What to produce ▸ Give every line again exactly as it appears, please, but not the pictures.

━━ Stored data ━━

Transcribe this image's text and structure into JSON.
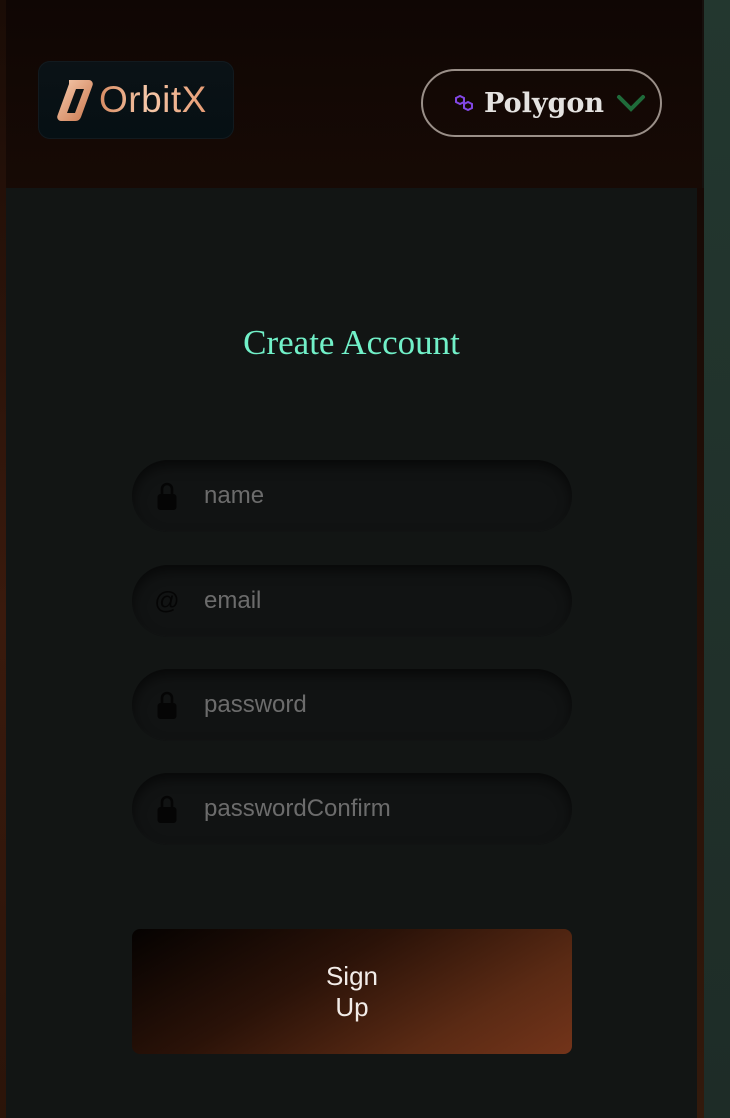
{
  "header": {
    "logo_text": "OrbitX",
    "network": {
      "label": "Polygon",
      "icon": "polygon-icon",
      "chevron_icon": "chevron-down-icon"
    }
  },
  "form": {
    "title": "Create Account",
    "fields": [
      {
        "placeholder": "name",
        "icon": "lock-icon"
      },
      {
        "placeholder": "email",
        "icon": "at-icon"
      },
      {
        "placeholder": "password",
        "icon": "lock-icon"
      },
      {
        "placeholder": "passwordConfirm",
        "icon": "lock-icon"
      }
    ],
    "submit_label": "Sign Up"
  },
  "colors": {
    "title": "#71f0c8",
    "logo_gradient_start": "#d98c63",
    "logo_gradient_end": "#f6c8a9",
    "polygon_purple": "#8247e5",
    "chevron_green": "#1f6b3a",
    "panel_background": "#121514",
    "signup_gradient_end": "#73341a"
  }
}
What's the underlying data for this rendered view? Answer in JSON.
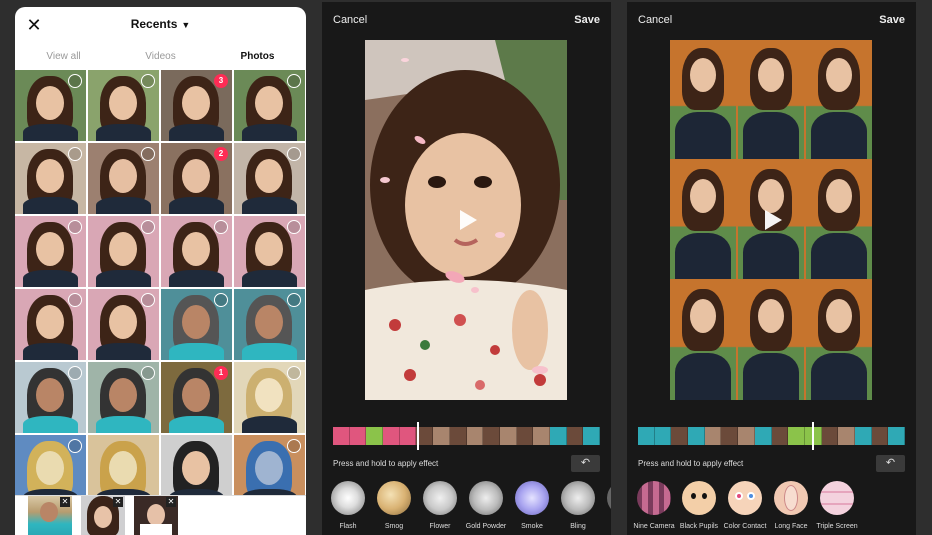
{
  "picker": {
    "title": "Recents",
    "tabs": [
      {
        "label": "View all",
        "active": false
      },
      {
        "label": "Videos",
        "active": false
      },
      {
        "label": "Photos",
        "active": true
      }
    ],
    "selection_badges": [
      "3",
      "2",
      "1"
    ]
  },
  "editor_left": {
    "cancel_label": "Cancel",
    "save_label": "Save",
    "hint": "Press and hold to apply effect",
    "effects": [
      {
        "label": "Flash",
        "icon": "flash-effect-icon"
      },
      {
        "label": "Smog",
        "icon": "smog-effect-icon"
      },
      {
        "label": "Flower",
        "icon": "flower-effect-icon"
      },
      {
        "label": "Gold Powder",
        "icon": "gold-powder-effect-icon"
      },
      {
        "label": "Smoke",
        "icon": "smoke-effect-icon"
      },
      {
        "label": "Bling",
        "icon": "bling-effect-icon"
      }
    ]
  },
  "editor_right": {
    "cancel_label": "Cancel",
    "save_label": "Save",
    "hint": "Press and hold to apply effect",
    "effects": [
      {
        "label": "Nine Camera",
        "icon": "nine-camera-effect-icon"
      },
      {
        "label": "Black Pupils",
        "icon": "black-pupils-effect-icon"
      },
      {
        "label": "Color Contact",
        "icon": "color-contact-effect-icon"
      },
      {
        "label": "Long Face",
        "icon": "long-face-effect-icon"
      },
      {
        "label": "Triple Screen",
        "icon": "triple-screen-effect-icon"
      }
    ]
  },
  "colors": {
    "accent": "#fe2c55",
    "editor_bg": "#181818",
    "effect_marker_pink": "#e0567e",
    "effect_marker_green": "#8bc34a"
  }
}
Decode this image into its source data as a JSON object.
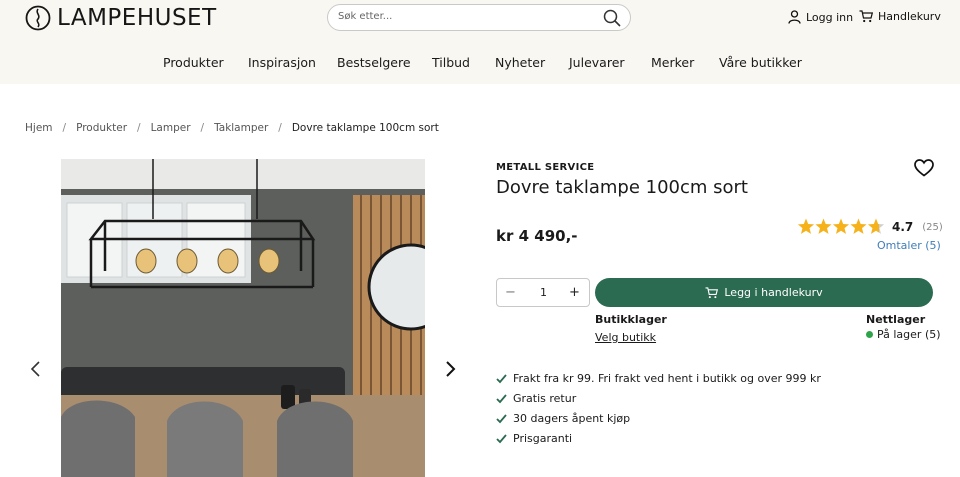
{
  "header": {
    "logo_text": "LAMPEHUSET",
    "search": {
      "placeholder": "Søk etter..."
    },
    "login_label": "Logg inn",
    "cart_label": "Handlekurv"
  },
  "nav": {
    "items": [
      "Produkter",
      "Inspirasjon",
      "Bestselgere",
      "Tilbud",
      "Nyheter",
      "Julevarer",
      "Merker",
      "Våre butikker"
    ]
  },
  "breadcrumb": [
    "Hjem",
    "Produkter",
    "Lamper",
    "Taklamper",
    "Dovre taklampe 100cm sort"
  ],
  "product": {
    "brand": "METALL SERVICE",
    "title": "Dovre taklampe 100cm sort",
    "price": "kr 4 490,-",
    "rating": "4.7",
    "rating_value": 4.7,
    "rating_max": 5,
    "rating_count": "(25)",
    "reviews_link": "Omtaler (5)",
    "quantity": "1",
    "add_to_cart_label": "Legg i handlekurv",
    "store_stock_heading": "Butikklager",
    "store_stock_link": "Velg butikk",
    "online_stock_heading": "Nettlager",
    "online_stock_status": "På lager (5)",
    "usps": [
      "Frakt fra kr 99. Fri frakt ved hent i butikk og over 999 kr",
      "Gratis retur",
      "30 dagers åpent kjøp",
      "Prisgaranti"
    ]
  },
  "colors": {
    "accent_green": "#2b6b52",
    "topbar_bg": "#f9f7f2",
    "star": "#f5b21b",
    "link": "#3f7eb8"
  }
}
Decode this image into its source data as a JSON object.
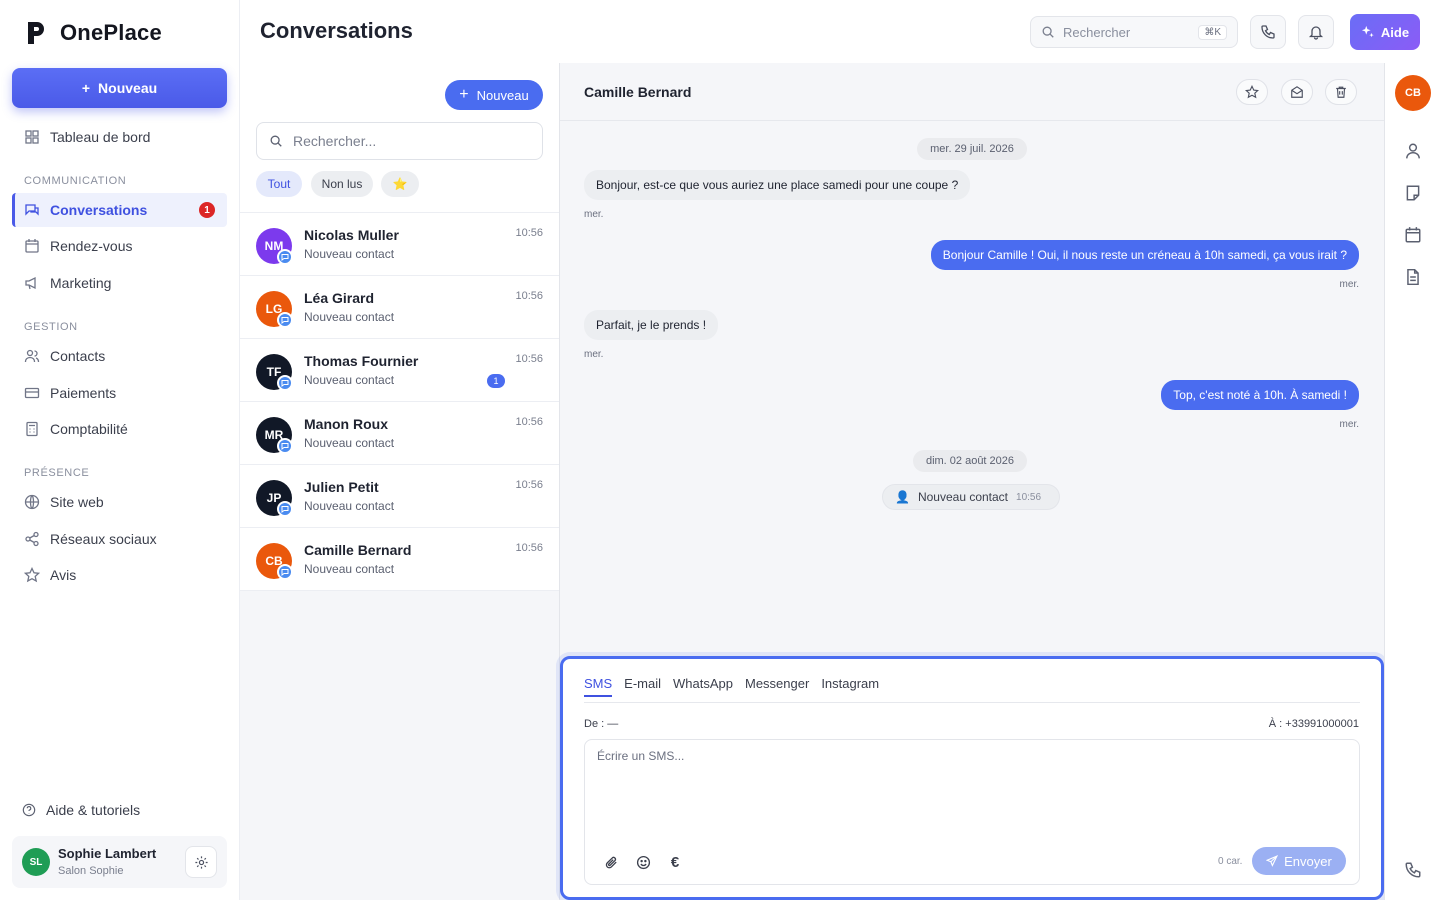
{
  "app": {
    "name": "OnePlace"
  },
  "sidebar": {
    "new_button": "Nouveau",
    "dashboard": "Tableau de bord",
    "sections": {
      "communication": "COMMUNICATION",
      "gestion": "GESTION",
      "presence": "PRÉSENCE"
    },
    "items": {
      "conversations": "Conversations",
      "conversations_badge": "1",
      "rendezvous": "Rendez-vous",
      "marketing": "Marketing",
      "contacts": "Contacts",
      "paiements": "Paiements",
      "comptabilite": "Comptabilité",
      "siteweb": "Site web",
      "reseaux": "Réseaux sociaux",
      "avis": "Avis"
    },
    "help": "Aide & tutoriels",
    "user": {
      "initials": "SL",
      "name": "Sophie Lambert",
      "company": "Salon Sophie",
      "avatar_color": "#1f9d55"
    }
  },
  "header": {
    "title": "Conversations",
    "search_placeholder": "Rechercher",
    "search_shortcut": "⌘K",
    "help_button": "Aide"
  },
  "conv_list": {
    "new_button": "Nouveau",
    "search_placeholder": "Rechercher...",
    "filters": {
      "all": "Tout",
      "unread": "Non lus",
      "starred": "⭐"
    },
    "items": [
      {
        "initials": "NM",
        "name": "Nicolas Muller",
        "subtitle": "Nouveau contact",
        "time": "10:56",
        "color": "#7c3aed"
      },
      {
        "initials": "LG",
        "name": "Léa Girard",
        "subtitle": "Nouveau contact",
        "time": "10:56",
        "color": "#ea580c"
      },
      {
        "initials": "TF",
        "name": "Thomas Fournier",
        "subtitle": "Nouveau contact",
        "time": "10:56",
        "color": "#111827",
        "unread": "1"
      },
      {
        "initials": "MR",
        "name": "Manon Roux",
        "subtitle": "Nouveau contact",
        "time": "10:56",
        "color": "#111827"
      },
      {
        "initials": "JP",
        "name": "Julien Petit",
        "subtitle": "Nouveau contact",
        "time": "10:56",
        "color": "#111827"
      },
      {
        "initials": "CB",
        "name": "Camille Bernard",
        "subtitle": "Nouveau contact",
        "time": "10:56",
        "color": "#ea580c"
      }
    ]
  },
  "chat": {
    "contact_name": "Camille Bernard",
    "date1": "mer. 29 juil. 2026",
    "messages": [
      {
        "dir": "in",
        "text": "Bonjour, est-ce que vous auriez une place samedi pour une coupe ?",
        "time": "mer."
      },
      {
        "dir": "out",
        "text": "Bonjour Camille ! Oui, il nous reste un créneau à 10h samedi, ça vous irait ?",
        "time": "mer."
      },
      {
        "dir": "in",
        "text": "Parfait, je le prends !",
        "time": "mer."
      },
      {
        "dir": "out",
        "text": "Top, c'est noté à 10h. À samedi !",
        "time": "mer."
      }
    ],
    "date2": "dim. 02 août 2026",
    "event": {
      "icon": "👤",
      "text": "Nouveau contact",
      "time": "10:56"
    }
  },
  "composer": {
    "tabs": [
      "SMS",
      "E-mail",
      "WhatsApp",
      "Messenger",
      "Instagram"
    ],
    "from_label": "De :",
    "from_value": "—",
    "to_label": "À :",
    "to_value": "+33991000001",
    "placeholder": "Écrire un SMS...",
    "char_count": "0 car.",
    "send": "Envoyer",
    "currency_glyph": "€"
  },
  "rail": {
    "avatar_initials": "CB",
    "avatar_color": "#ea580c"
  },
  "colors": {
    "accent": "#4a6cf0",
    "brand_gradient_start": "#6a6df6",
    "danger": "#dc2626"
  }
}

━━━

Task response ▸
Transcribe this image's text and structure into JSON.
{
  "header": {
    "logo_text": "OrbitX",
    "network": {
      "label": "Polygon",
      "icon": "polygon-icon",
      "chevron_icon": "chevron-down-icon"
    }
  },
  "form": {
    "title": "Create Account",
    "fields": [
      {
        "placeholder": "name",
        "icon": "lock-icon"
      },
      {
        "placeholder": "email",
        "icon": "at-icon"
      },
      {
        "placeholder": "password",
        "icon": "lock-icon"
      },
      {
        "placeholder": "passwordConfirm",
        "icon": "lock-icon"
      }
    ],
    "submit_label": "Sign Up"
  },
  "colors": {
    "title": "#71f0c8",
    "logo_gradient_start": "#d98c63",
    "logo_gradient_end": "#f6c8a9",
    "polygon_purple": "#8247e5",
    "chevron_green": "#1f6b3a",
    "panel_background": "#121514",
    "signup_gradient_end": "#73341a"
  }
}
What's the underlying data for this rendered view? Answer in JSON.
{
  "picker": {
    "title": "Recents",
    "tabs": [
      {
        "label": "View all",
        "active": false
      },
      {
        "label": "Videos",
        "active": false
      },
      {
        "label": "Photos",
        "active": true
      }
    ],
    "selection_badges": [
      "3",
      "2",
      "1"
    ]
  },
  "editor_left": {
    "cancel_label": "Cancel",
    "save_label": "Save",
    "hint": "Press and hold to apply effect",
    "effects": [
      {
        "label": "Flash",
        "icon": "flash-effect-icon"
      },
      {
        "label": "Smog",
        "icon": "smog-effect-icon"
      },
      {
        "label": "Flower",
        "icon": "flower-effect-icon"
      },
      {
        "label": "Gold Powder",
        "icon": "gold-powder-effect-icon"
      },
      {
        "label": "Smoke",
        "icon": "smoke-effect-icon"
      },
      {
        "label": "Bling",
        "icon": "bling-effect-icon"
      }
    ]
  },
  "editor_right": {
    "cancel_label": "Cancel",
    "save_label": "Save",
    "hint": "Press and hold to apply effect",
    "effects": [
      {
        "label": "Nine Camera",
        "icon": "nine-camera-effect-icon"
      },
      {
        "label": "Black Pupils",
        "icon": "black-pupils-effect-icon"
      },
      {
        "label": "Color Contact",
        "icon": "color-contact-effect-icon"
      },
      {
        "label": "Long Face",
        "icon": "long-face-effect-icon"
      },
      {
        "label": "Triple Screen",
        "icon": "triple-screen-effect-icon"
      }
    ]
  },
  "colors": {
    "accent": "#fe2c55",
    "editor_bg": "#181818",
    "effect_marker_pink": "#e0567e",
    "effect_marker_green": "#8bc34a"
  }
}
Decode this image into its source data as a JSON object.
{
  "header": {
    "logo_text": "LAMPEHUSET",
    "search": {
      "placeholder": "Søk etter..."
    },
    "login_label": "Logg inn",
    "cart_label": "Handlekurv"
  },
  "nav": {
    "items": [
      "Produkter",
      "Inspirasjon",
      "Bestselgere",
      "Tilbud",
      "Nyheter",
      "Julevarer",
      "Merker",
      "Våre butikker"
    ]
  },
  "breadcrumb": [
    "Hjem",
    "Produkter",
    "Lamper",
    "Taklamper",
    "Dovre taklampe 100cm sort"
  ],
  "product": {
    "brand": "METALL SERVICE",
    "title": "Dovre taklampe 100cm sort",
    "price": "kr 4 490,-",
    "rating": "4.7",
    "rating_value": 4.7,
    "rating_max": 5,
    "rating_count": "(25)",
    "reviews_link": "Omtaler (5)",
    "quantity": "1",
    "add_to_cart_label": "Legg i handlekurv",
    "store_stock_heading": "Butikklager",
    "store_stock_link": "Velg butikk",
    "online_stock_heading": "Nettlager",
    "online_stock_status": "På lager (5)",
    "usps": [
      "Frakt fra kr 99. Fri frakt ved hent i butikk og over 999 kr",
      "Gratis retur",
      "30 dagers åpent kjøp",
      "Prisgaranti"
    ]
  },
  "colors": {
    "accent_green": "#2b6b52",
    "topbar_bg": "#f9f7f2",
    "star": "#f5b21b",
    "link": "#3f7eb8"
  }
}
Decode this image into its source data as a JSON object.
{
  "app": {
    "name": "OnePlace"
  },
  "sidebar": {
    "new_button": "Nouveau",
    "dashboard": "Tableau de bord",
    "sections": {
      "communication": "COMMUNICATION",
      "gestion": "GESTION",
      "presence": "PRÉSENCE"
    },
    "items": {
      "conversations": "Conversations",
      "conversations_badge": "1",
      "rendezvous": "Rendez-vous",
      "marketing": "Marketing",
      "contacts": "Contacts",
      "paiements": "Paiements",
      "comptabilite": "Comptabilité",
      "siteweb": "Site web",
      "reseaux": "Réseaux sociaux",
      "avis": "Avis"
    },
    "help": "Aide & tutoriels",
    "user": {
      "initials": "SL",
      "name": "Sophie Lambert",
      "company": "Salon Sophie",
      "avatar_color": "#1f9d55"
    }
  },
  "header": {
    "title": "Conversations",
    "search_placeholder": "Rechercher",
    "search_shortcut": "⌘K",
    "help_button": "Aide"
  },
  "conv_list": {
    "new_button": "Nouveau",
    "search_placeholder": "Rechercher...",
    "filters": {
      "all": "Tout",
      "unread": "Non lus",
      "starred": "⭐"
    },
    "items": [
      {
        "initials": "NM",
        "name": "Nicolas Muller",
        "subtitle": "Nouveau contact",
        "time": "10:56",
        "color": "#7c3aed"
      },
      {
        "initials": "LG",
        "name": "Léa Girard",
        "subtitle": "Nouveau contact",
        "time": "10:56",
        "color": "#ea580c"
      },
      {
        "initials": "TF",
        "name": "Thomas Fournier",
        "subtitle": "Nouveau contact",
        "time": "10:56",
        "color": "#111827",
        "unread": "1"
      },
      {
        "initials": "MR",
        "name": "Manon Roux",
        "subtitle": "Nouveau contact",
        "time": "10:56",
        "color": "#111827"
      },
      {
        "initials": "JP",
        "name": "Julien Petit",
        "subtitle": "Nouveau contact",
        "time": "10:56",
        "color": "#111827"
      },
      {
        "initials": "CB",
        "name": "Camille Bernard",
        "subtitle": "Nouveau contact",
        "time": "10:56",
        "color": "#ea580c"
      }
    ]
  },
  "chat": {
    "contact_name": "Camille Bernard",
    "date1": "mer. 29 juil. 2026",
    "messages": [
      {
        "dir": "in",
        "text": "Bonjour, est-ce que vous auriez une place samedi pour une coupe ?",
        "time": "mer."
      },
      {
        "dir": "out",
        "text": "Bonjour Camille ! Oui, il nous reste un créneau à 10h samedi, ça vous irait ?",
        "time": "mer."
      },
      {
        "dir": "in",
        "text": "Parfait, je le prends !",
        "time": "mer."
      },
      {
        "dir": "out",
        "text": "Top, c'est noté à 10h. À samedi !",
        "time": "mer."
      }
    ],
    "date2": "dim. 02 août 2026",
    "event": {
      "icon": "👤",
      "text": "Nouveau contact",
      "time": "10:56"
    }
  },
  "composer": {
    "tabs": [
      "SMS",
      "E-mail",
      "WhatsApp",
      "Messenger",
      "Instagram"
    ],
    "from_label": "De :",
    "from_value": "—",
    "to_label": "À :",
    "to_value": "+33991000001",
    "placeholder": "Écrire un SMS...",
    "char_count": "0 car.",
    "send": "Envoyer",
    "currency_glyph": "€"
  },
  "rail": {
    "avatar_initials": "CB",
    "avatar_color": "#ea580c"
  },
  "colors": {
    "accent": "#4a6cf0",
    "brand_gradient_start": "#6a6df6",
    "danger": "#dc2626"
  }
}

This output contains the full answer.